[Start of Given information]
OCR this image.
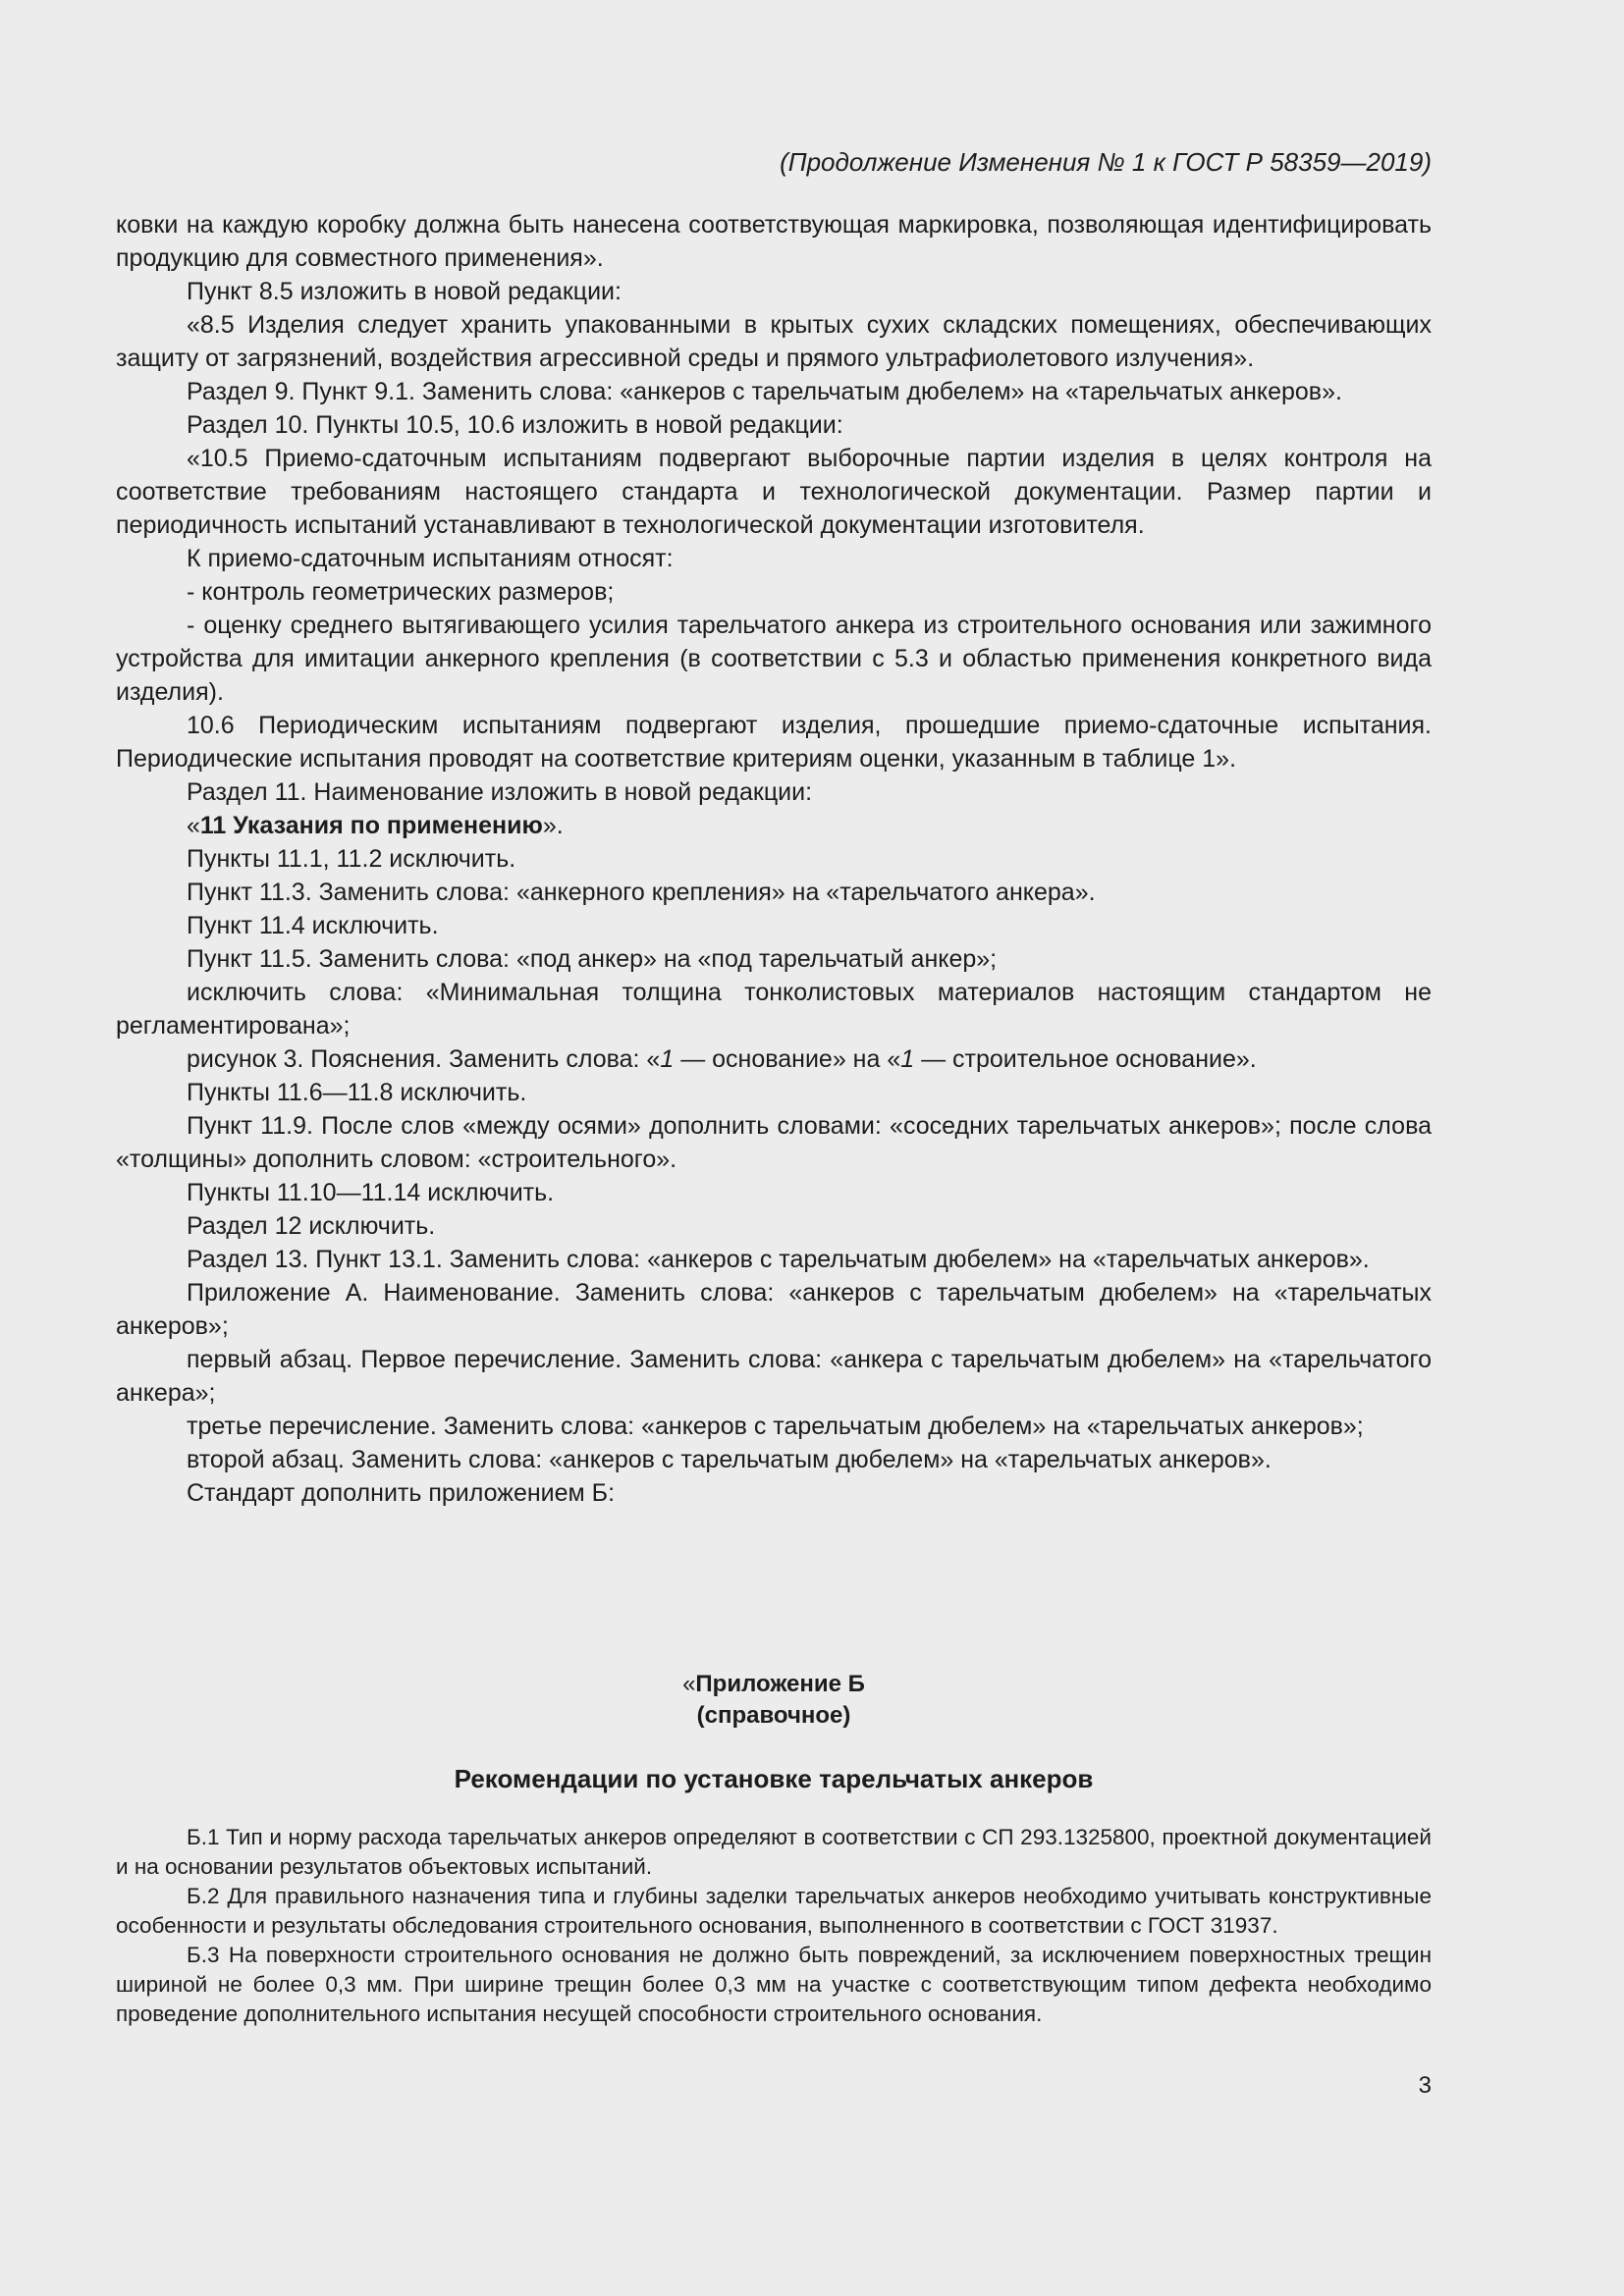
(Продолжение Изменения № 1 к ГОСТ Р 58359—2019)

ковки на каждую коробку должна быть нанесена соответствующая маркировка, позволяющая идентифицировать продукцию для совместного применения».

Пункт 8.5 изложить в новой редакции:

«8.5 Изделия следует хранить упакованными в крытых сухих складских помещениях, обеспечивающих защиту от загрязнений, воздействия агрессивной среды и прямого ультрафиолетового излучения».

Раздел 9. Пункт 9.1. Заменить слова: «анкеров с тарельчатым дюбелем» на «тарельчатых анкеров».

Раздел 10. Пункты 10.5, 10.6 изложить в новой редакции:

«10.5 Приемо-сдаточным испытаниям подвергают выборочные партии изделия в целях контроля на соответствие требованиям настоящего стандарта и технологической документации. Размер партии и периодичность испытаний устанавливают в технологической документации изготовителя.

К приемо-сдаточным испытаниям относят:

- контроль геометрических размеров;

- оценку среднего вытягивающего усилия тарельчатого анкера из строительного основания или зажимного устройства для имитации анкерного крепления (в соответствии с 5.3 и областью применения конкретного вида изделия).

10.6 Периодическим испытаниям подвергают изделия, прошедшие приемо-сдаточные испытания. Периодические испытания проводят на соответствие критериям оценки, указанным в таблице 1».

Раздел 11. Наименование изложить в новой редакции:

«11 Указания по применению».

Пункты 11.1, 11.2 исключить.

Пункт 11.3. Заменить слова: «анкерного крепления» на «тарельчатого анкера».

Пункт 11.4 исключить.

Пункт 11.5. Заменить слова: «под анкер» на «под тарельчатый анкер»;

исключить слова: «Минимальная толщина тонколистовых материалов настоящим стандартом не регламентирована»;

рисунок 3. Пояснения. Заменить слова: «1 — основание» на «1 — строительное основание».

Пункты 11.6—11.8 исключить.

Пункт 11.9. После слов «между осями» дополнить словами: «соседних тарельчатых анкеров»; после слова «толщины» дополнить словом: «строительного».

Пункты 11.10—11.14 исключить.

Раздел 12 исключить.

Раздел 13. Пункт 13.1. Заменить слова: «анкеров с тарельчатым дюбелем» на «тарельчатых анкеров».

Приложение А. Наименование. Заменить слова: «анкеров с тарельчатым дюбелем» на «тарельчатых анкеров»;

первый абзац. Первое перечисление. Заменить слова: «анкера с тарельчатым дюбелем» на «тарельчатого анкера»;

третье перечисление. Заменить слова: «анкеров с тарельчатым дюбелем» на «тарельчатых анкеров»;

второй абзац. Заменить слова: «анкеров с тарельчатым дюбелем» на «тарельчатых анкеров».

Стандарт дополнить приложением Б:

«Приложение Б
(справочное)
Рекомендации по установке тарельчатых анкеров

Б.1 Тип и норму расхода тарельчатых анкеров определяют в соответствии с СП 293.1325800, проектной документацией и на основании результатов объектовых испытаний.

Б.2 Для правильного назначения типа и глубины заделки тарельчатых анкеров необходимо учитывать конструктивные особенности и результаты обследования строительного основания, выполненного в соответствии с ГОСТ 31937.

Б.3 На поверхности строительного основания не должно быть повреждений, за исключением поверхностных трещин шириной не более 0,3 мм. При ширине трещин более 0,3 мм на участке с соответствующим типом дефекта необходимо проведение дополнительного испытания несущей способности строительного основания.

3
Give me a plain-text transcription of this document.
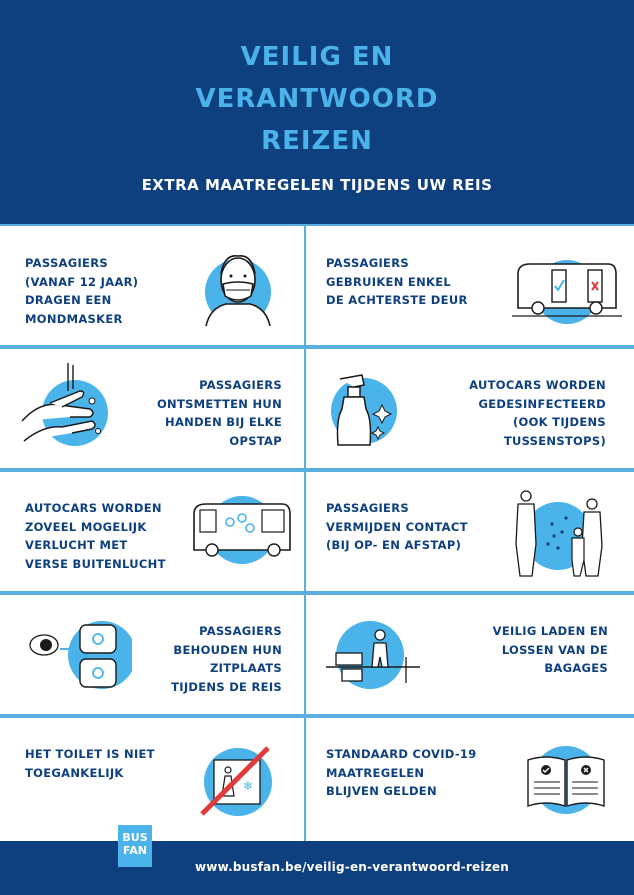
VEILIG EN
VERANTWOORD
REIZEN
EXTRA MAATREGELEN TIJDENS UW REIS
PASSAGIERS
(VANAF 12 JAAR)
DRAGEN EEN
MONDMASKER
PASSAGIERS
GEBRUIKEN ENKEL
DE ACHTERSTE DEUR
PASSAGIERS
ONTSMETTEN HUN
HANDEN BIJ ELKE
OPSTAP
AUTOCARS WORDEN
GEDESINFECTEERD
(OOK TIJDENS
TUSSENSTOPS)
AUTOCARS WORDEN
ZOVEEL MOGELIJK
VERLUCHT MET
VERSE BUITENLUCHT
PASSAGIERS
VERMIJDEN CONTACT
(BIJ OP- EN AFSTAP)
PASSAGIERS
BEHOUDEN HUN
ZITPLAATS
TIJDENS DE REIS
VEILIG LADEN EN
LOSSEN VAN DE
BAGAGES
HET TOILET IS NIET
TOEGANKELIJK
❄
STANDAARD COVID-19
MAATREGELEN
BLIJVEN GELDEN
BUS
FAN
www.busfan.be/veilig-en-verantwoord-reizen
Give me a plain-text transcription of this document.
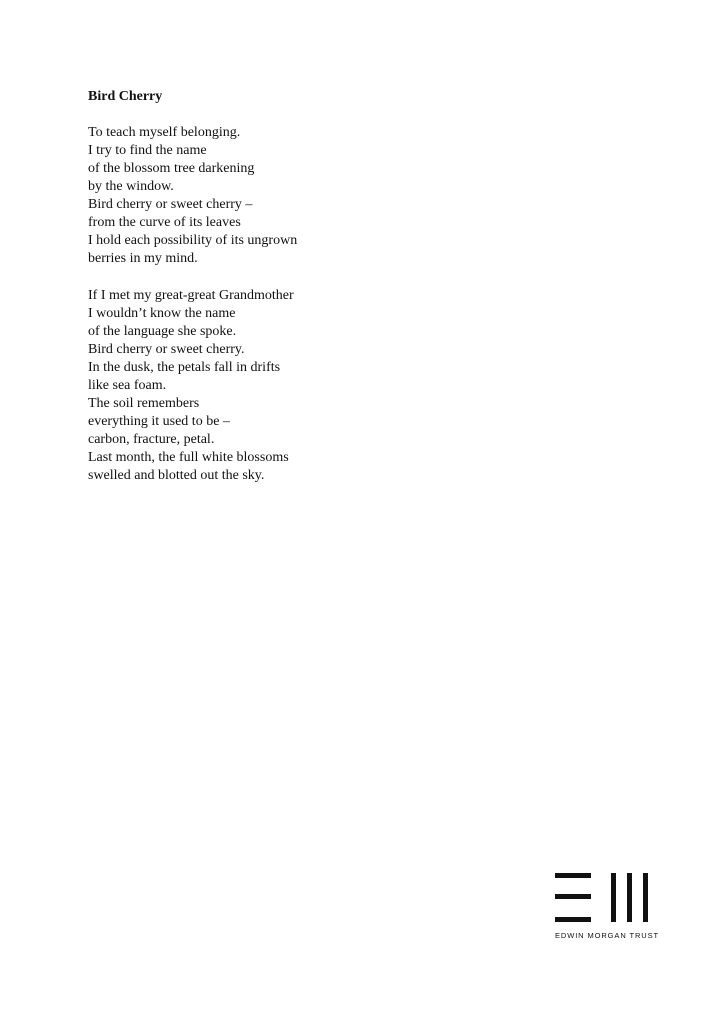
Bird Cherry
To teach myself belonging.
I try to find the name
of the blossom tree darkening
by the window.
Bird cherry or sweet cherry –
from the curve of its leaves
I hold each possibility of its ungrown
berries in my mind.
If I met my great-great Grandmother
I wouldn’t know the name
of the language she spoke.
Bird cherry or sweet cherry.
In the dusk, the petals fall in drifts
like sea foam.
The soil remembers
everything it used to be –
carbon, fracture, petal.
Last month, the full white blossoms
swelled and blotted out the sky.
EDWIN MORGAN TRUST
[End of Given information]
**Objective**
Transcribe the records above verbatim. Do not carry over any picture.

**Solution to this problem**
OCR this image.
(Продолжение Изменения № 1 к ГОСТ Р 58359—2019)

ковки на каждую коробку должна быть нанесена соответствующая маркировка, позволяющая идентифицировать продукцию для совместного применения».

Пункт 8.5 изложить в новой редакции:

«8.5 Изделия следует хранить упакованными в крытых сухих складских помещениях, обеспечивающих защиту от загрязнений, воздействия агрессивной среды и прямого ультрафиолетового излучения».

Раздел 9. Пункт 9.1. Заменить слова: «анкеров с тарельчатым дюбелем» на «тарельчатых анкеров».

Раздел 10. Пункты 10.5, 10.6 изложить в новой редакции:

«10.5 Приемо-сдаточным испытаниям подвергают выборочные партии изделия в целях контроля на соответствие требованиям настоящего стандарта и технологической документации. Размер партии и периодичность испытаний устанавливают в технологической документации изготовителя.

К приемо-сдаточным испытаниям относят:

- контроль геометрических размеров;

- оценку среднего вытягивающего усилия тарельчатого анкера из строительного основания или зажимного устройства для имитации анкерного крепления (в соответствии с 5.3 и областью применения конкретного вида изделия).

10.6 Периодическим испытаниям подвергают изделия, прошедшие приемо-сдаточные испытания. Периодические испытания проводят на соответствие критериям оценки, указанным в таблице 1».

Раздел 11. Наименование изложить в новой редакции:

«11 Указания по применению».

Пункты 11.1, 11.2 исключить.

Пункт 11.3. Заменить слова: «анкерного крепления» на «тарельчатого анкера».

Пункт 11.4 исключить.

Пункт 11.5. Заменить слова: «под анкер» на «под тарельчатый анкер»;

исключить слова: «Минимальная толщина тонколистовых материалов настоящим стандартом не регламентирована»;

рисунок 3. Пояснения. Заменить слова: «1 — основание» на «1 — строительное основание».

Пункты 11.6—11.8 исключить.

Пункт 11.9. После слов «между осями» дополнить словами: «соседних тарельчатых анкеров»; после слова «толщины» дополнить словом: «строительного».

Пункты 11.10—11.14 исключить.

Раздел 12 исключить.

Раздел 13. Пункт 13.1. Заменить слова: «анкеров с тарельчатым дюбелем» на «тарельчатых анкеров».

Приложение А. Наименование. Заменить слова: «анкеров с тарельчатым дюбелем» на «тарельчатых анкеров»;

первый абзац. Первое перечисление. Заменить слова: «анкера с тарельчатым дюбелем» на «тарельчатого анкера»;

третье перечисление. Заменить слова: «анкеров с тарельчатым дюбелем» на «тарельчатых анкеров»;

второй абзац. Заменить слова: «анкеров с тарельчатым дюбелем» на «тарельчатых анкеров».

Стандарт дополнить приложением Б:

«Приложение Б
(справочное)
Рекомендации по установке тарельчатых анкеров

Б.1 Тип и норму расхода тарельчатых анкеров определяют в соответствии с СП 293.1325800, проектной документацией и на основании результатов объектовых испытаний.

Б.2 Для правильного назначения типа и глубины заделки тарельчатых анкеров необходимо учитывать конструктивные особенности и результаты обследования строительного основания, выполненного в соответствии с ГОСТ 31937.

Б.3 На поверхности строительного основания не должно быть повреждений, за исключением поверхностных трещин шириной не более 0,3 мм. При ширине трещин более 0,3 мм на участке с соответствующим типом дефекта необходимо проведение дополнительного испытания несущей способности строительного основания.

3
Give me a plain-text transcription of this document.
VEILIG EN
VERANTWOORD
REIZEN
EXTRA MAATREGELEN TIJDENS UW REIS
PASSAGIERS
(VANAF 12 JAAR)
DRAGEN EEN
MONDMASKER
PASSAGIERS
GEBRUIKEN ENKEL
DE ACHTERSTE DEUR
PASSAGIERS
ONTSMETTEN HUN
HANDEN BIJ ELKE
OPSTAP
AUTOCARS WORDEN
GEDESINFECTEERD
(OOK TIJDENS
TUSSENSTOPS)
AUTOCARS WORDEN
ZOVEEL MOGELIJK
VERLUCHT MET
VERSE BUITENLUCHT
PASSAGIERS
VERMIJDEN CONTACT
(BIJ OP- EN AFSTAP)
PASSAGIERS
BEHOUDEN HUN
ZITPLAATS
TIJDENS DE REIS
VEILIG LADEN EN
LOSSEN VAN DE
BAGAGES
HET TOILET IS NIET
TOEGANKELIJK
❄
STANDAARD COVID-19
MAATREGELEN
BLIJVEN GELDEN
BUS
FAN
www.busfan.be/veilig-en-verantwoord-reizen
Give me a plain-text transcription of this document.
Bird Cherry
To teach myself belonging.
I try to find the name
of the blossom tree darkening
by the window.
Bird cherry or sweet cherry –
from the curve of its leaves
I hold each possibility of its ungrown
berries in my mind.
If I met my great-great Grandmother
I wouldn’t know the name
of the language she spoke.
Bird cherry or sweet cherry.
In the dusk, the petals fall in drifts
like sea foam.
The soil remembers
everything it used to be –
carbon, fracture, petal.
Last month, the full white blossoms
swelled and blotted out the sky.
EDWIN MORGAN TRUST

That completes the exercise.